> **Task inputs**
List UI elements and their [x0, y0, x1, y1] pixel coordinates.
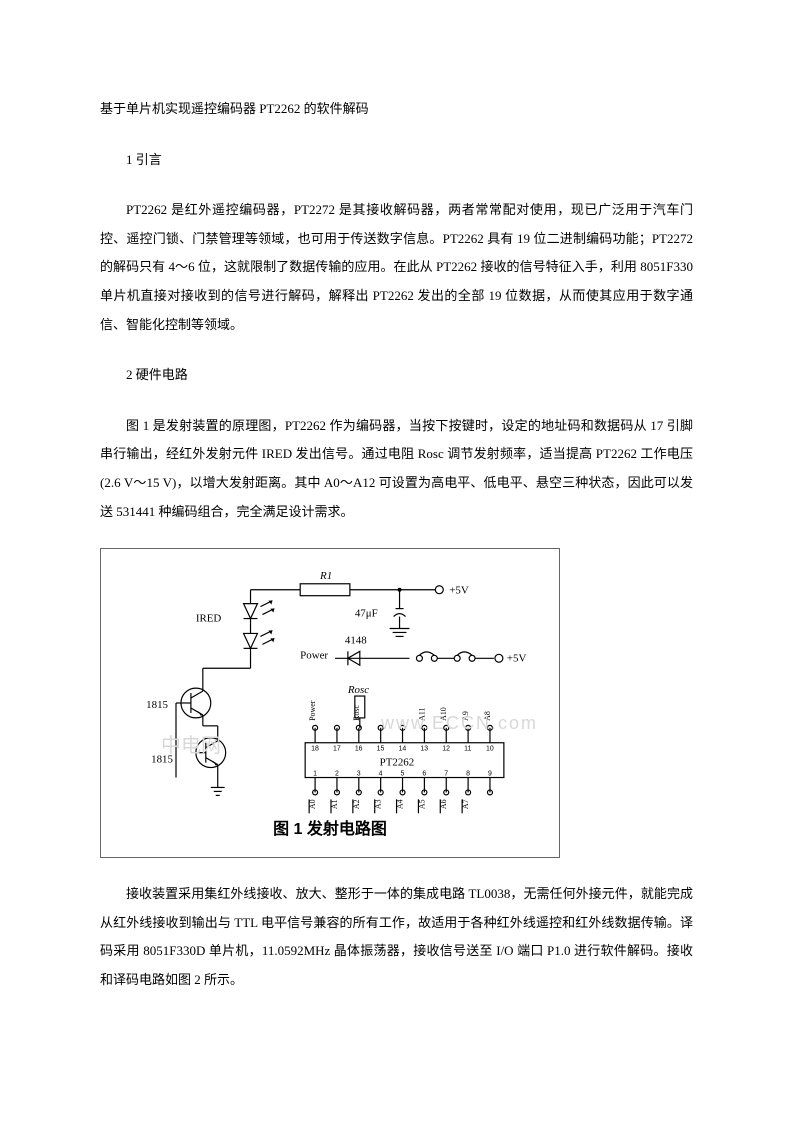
- section-2-paragraph-2: 接收装置采用集红外线接收、放大、整形于一体的集成电路 TL0038，无需任何外接…: [100, 880, 693, 994]
- svg-text:4: 4: [379, 771, 383, 778]
- svg-text:16: 16: [355, 746, 363, 753]
- v5-label-2: +5V: [507, 652, 527, 664]
- r1-label: R1: [319, 570, 332, 582]
- svg-text:15: 15: [377, 746, 385, 753]
- svg-text:A11: A11: [417, 708, 426, 721]
- svg-text:Power: Power: [308, 700, 317, 721]
- svg-text:3: 3: [357, 771, 361, 778]
- svg-text:1: 1: [313, 771, 317, 778]
- chip-name-label: PT2262: [380, 757, 415, 769]
- figure-1-caption: 图 1 发射电路图: [101, 812, 559, 847]
- section-1-heading: 1 引言: [100, 146, 693, 175]
- transistor-2-label: 1815: [151, 754, 173, 766]
- svg-text:10: 10: [486, 746, 494, 753]
- circuit-diagram-svg: R1 +5V 47μF IRED: [101, 549, 559, 857]
- section-1-paragraph: PT2262 是红外遥控编码器，PT2272 是其接收解码器，两者常常配对使用，…: [100, 196, 693, 339]
- figure-1-circuit: 中电网 www.ECCN.com R1 +5V 47μF IRED: [100, 548, 560, 858]
- svg-text:9: 9: [488, 771, 492, 778]
- svg-text:A10: A10: [439, 707, 448, 721]
- diode-label: 4148: [345, 635, 367, 647]
- v5-label-1: +5V: [449, 585, 469, 597]
- document-title: 基于单片机实现遥控编码器 PT2262 的软件解码: [100, 95, 693, 124]
- svg-text:A8: A8: [483, 711, 492, 721]
- svg-text:Rosc: Rosc: [352, 705, 361, 721]
- svg-text:11: 11: [464, 746, 471, 753]
- svg-text:18: 18: [311, 746, 319, 753]
- transistor-1-label: 1815: [146, 699, 168, 711]
- svg-text:12: 12: [442, 746, 450, 753]
- cap-label: 47μF: [355, 608, 378, 620]
- svg-text:2: 2: [335, 771, 339, 778]
- svg-text:14: 14: [399, 746, 407, 753]
- svg-text:5: 5: [401, 771, 405, 778]
- svg-text:6: 6: [422, 771, 426, 778]
- section-2-paragraph-1: 图 1 是发射装置的原理图，PT2262 作为编码器，当按下按键时，设定的地址码…: [100, 412, 693, 526]
- svg-text:A9: A9: [461, 711, 470, 721]
- chip-pt2262: PT2262 18 17 16 15 14 13 12: [305, 700, 504, 813]
- rosc-label: Rosc: [347, 684, 369, 696]
- ired-label: IRED: [196, 613, 222, 625]
- power-label-top: Power: [300, 649, 328, 661]
- svg-text:8: 8: [466, 771, 470, 778]
- svg-text:7: 7: [444, 771, 448, 778]
- svg-text:13: 13: [420, 746, 428, 753]
- chip-top-pins: 18 17 16 15 14 13 12 11 10 Power Rosc A1…: [308, 700, 494, 752]
- section-2-heading: 2 硬件电路: [100, 361, 693, 390]
- svg-text:17: 17: [333, 746, 341, 753]
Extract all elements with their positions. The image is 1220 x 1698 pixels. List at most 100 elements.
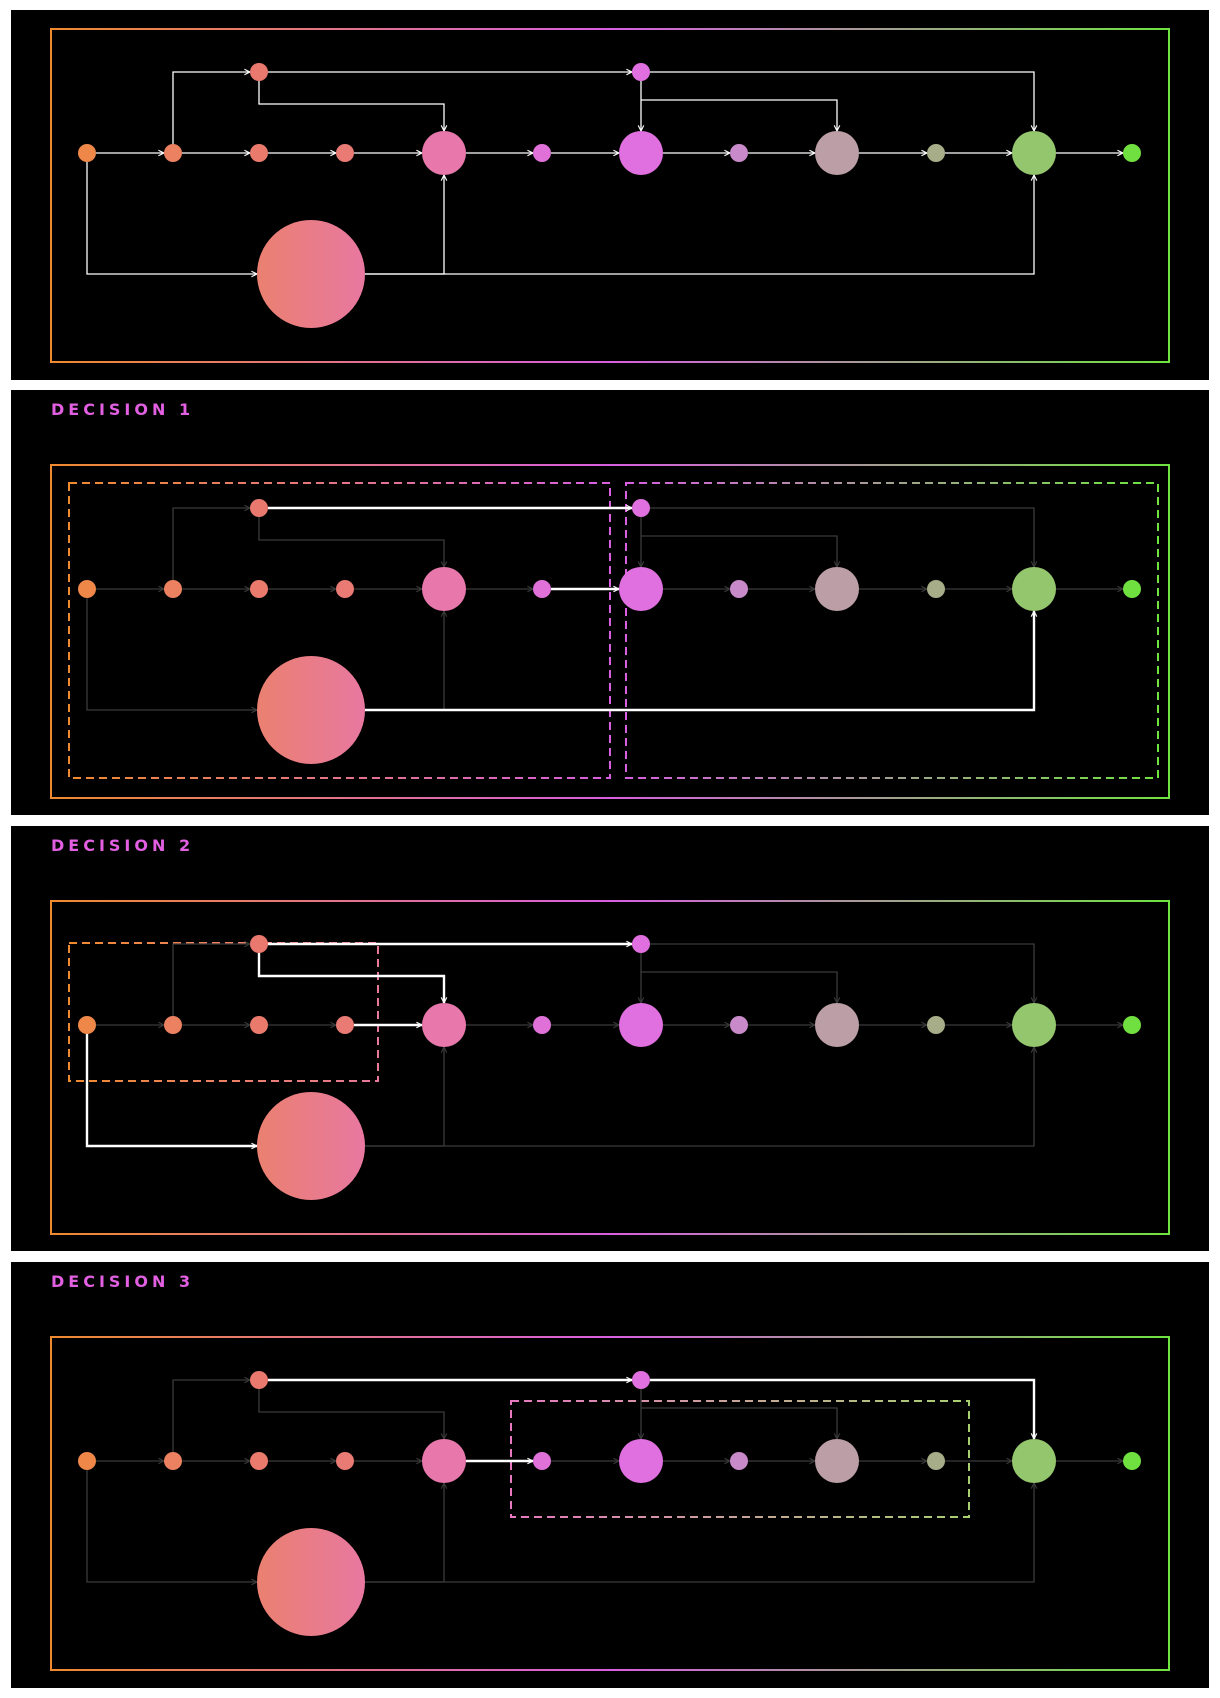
node-n8 — [815, 1003, 859, 1047]
outer-frame — [50, 464, 1170, 799]
decision-3-title: DECISION 3 — [51, 1272, 195, 1291]
node-n6 — [619, 1439, 663, 1483]
node-big — [257, 220, 365, 328]
node-t2 — [632, 63, 650, 81]
node-n7 — [730, 1016, 748, 1034]
edge-t2-n8 — [641, 971, 837, 1003]
edge-n1-t1 — [172, 944, 250, 1016]
edge-big-n4 — [365, 1483, 444, 1583]
node-t1 — [250, 935, 268, 953]
edge-t2-n10 — [650, 943, 1034, 1003]
node-t2 — [632, 935, 650, 953]
node-n5 — [533, 144, 551, 162]
node-n10 — [1012, 1003, 1056, 1047]
node-n8 — [815, 567, 859, 611]
node-n0 — [78, 144, 96, 162]
edge-n1-t1 — [172, 508, 250, 580]
decision-3-panel: DECISION 3 — [11, 1262, 1209, 1688]
edge-big-n10 — [365, 1483, 1034, 1583]
outer-frame — [50, 1336, 1170, 1671]
edge-big-n4 — [365, 175, 444, 275]
edge-n0-big — [86, 162, 257, 274]
overview-diagram — [50, 28, 1170, 363]
node-n3 — [336, 580, 354, 598]
node-n9 — [927, 1016, 945, 1034]
decision-2-panel: DECISION 2 — [11, 826, 1209, 1251]
node-n1 — [164, 580, 182, 598]
node-n9 — [927, 580, 945, 598]
node-n3 — [336, 144, 354, 162]
node-n7 — [730, 580, 748, 598]
edge-big-n10 — [365, 175, 1034, 275]
edge-big-n10 — [365, 1047, 1034, 1147]
dashed-region-right-half — [625, 482, 1159, 779]
node-t1 — [250, 499, 268, 517]
outer-frame — [50, 28, 1170, 363]
edge-n0-big — [86, 1470, 257, 1582]
overview-panel — [11, 10, 1209, 380]
node-big — [257, 1528, 365, 1636]
node-n2 — [250, 1016, 268, 1034]
decision-1-panel: DECISION 1 — [11, 390, 1209, 815]
node-n0 — [78, 580, 96, 598]
node-n8 — [815, 131, 859, 175]
edge-t1-n4 — [258, 517, 444, 567]
node-n11 — [1123, 144, 1141, 162]
node-t2 — [632, 1371, 650, 1389]
node-n9 — [927, 144, 945, 162]
node-n4 — [422, 567, 466, 611]
edge-t2-n8 — [641, 1407, 837, 1439]
node-n3 — [336, 1452, 354, 1470]
decision-1-title: DECISION 1 — [51, 400, 195, 419]
node-n6 — [619, 131, 663, 175]
node-n1 — [164, 1452, 182, 1470]
edge-t2-n10 — [650, 507, 1034, 567]
decision-2-title: DECISION 2 — [51, 836, 195, 855]
node-n11 — [1123, 580, 1141, 598]
dashed-region-middle — [510, 1400, 970, 1518]
node-big — [257, 656, 365, 764]
node-n4 — [422, 1439, 466, 1483]
edge-n0-big — [86, 598, 257, 710]
edge-big-n10 — [365, 611, 1034, 712]
node-n5 — [533, 580, 551, 598]
dashed-region-left-half — [68, 482, 611, 779]
edge-big-n4 — [365, 1047, 444, 1147]
decision-3-diagram — [50, 1336, 1170, 1671]
dashed-region-top-left — [68, 942, 379, 1082]
node-n2 — [250, 580, 268, 598]
node-n4 — [422, 1003, 466, 1047]
node-n10 — [1012, 567, 1056, 611]
node-n8 — [815, 1439, 859, 1483]
decision-2-diagram — [50, 900, 1170, 1235]
decision-1-diagram — [50, 464, 1170, 799]
node-n9 — [927, 1452, 945, 1470]
edge-big-n4 — [365, 611, 444, 711]
node-n4 — [422, 131, 466, 175]
node-n1 — [164, 144, 182, 162]
edge-t1-n4 — [257, 953, 444, 1003]
edge-t1-n4 — [258, 81, 444, 131]
node-n10 — [1012, 1439, 1056, 1483]
node-n11 — [1123, 1452, 1141, 1470]
node-n3 — [336, 1016, 354, 1034]
node-n7 — [730, 1452, 748, 1470]
node-t1 — [250, 63, 268, 81]
edge-t2-n8 — [641, 535, 837, 567]
edge-n0-big — [85, 1034, 257, 1146]
node-n7 — [730, 144, 748, 162]
edge-t2-n8 — [641, 99, 837, 131]
edge-t2-n10 — [650, 1378, 1034, 1439]
outer-frame — [50, 900, 1170, 1235]
edge-n1-t1 — [172, 1380, 250, 1452]
node-n0 — [78, 1016, 96, 1034]
node-n1 — [164, 1016, 182, 1034]
node-n0 — [78, 1452, 96, 1470]
node-n10 — [1012, 131, 1056, 175]
node-n5 — [533, 1016, 551, 1034]
node-n5 — [533, 1452, 551, 1470]
node-n6 — [619, 567, 663, 611]
edge-t1-n4 — [258, 1389, 444, 1439]
edge-t2-n10 — [650, 71, 1034, 131]
node-n11 — [1123, 1016, 1141, 1034]
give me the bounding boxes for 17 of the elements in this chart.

> **Challenge**
Rewrite the stretch of lines from the one containing "- section-2-paragraph-2: 接收装置采用集红外线接收、放大、整形于一体的集成电路" through the one containing "- svg-text:1: 1: [313, 771, 317, 778]", swapping "svg-text" for "text-node" and leaving everything else unchanged.

> **Exercise output**
- section-2-paragraph-2: 接收装置采用集红外线接收、放大、整形于一体的集成电路 TL0038，无需任何外接…: [100, 880, 693, 994]
- text-node:4: 4: [379, 771, 383, 778]
- text-node:16: 16: [355, 746, 363, 753]
- v5-label-2: +5V: [507, 652, 527, 664]
- r1-label: R1: [319, 570, 332, 582]
- text-node:15: 15: [377, 746, 385, 753]
- text-node:A11: A11: [417, 708, 426, 721]
- text-node:Power: Power: [308, 700, 317, 721]
- text-node:3: 3: [357, 771, 361, 778]
- text-node:1: 1: [313, 771, 317, 778]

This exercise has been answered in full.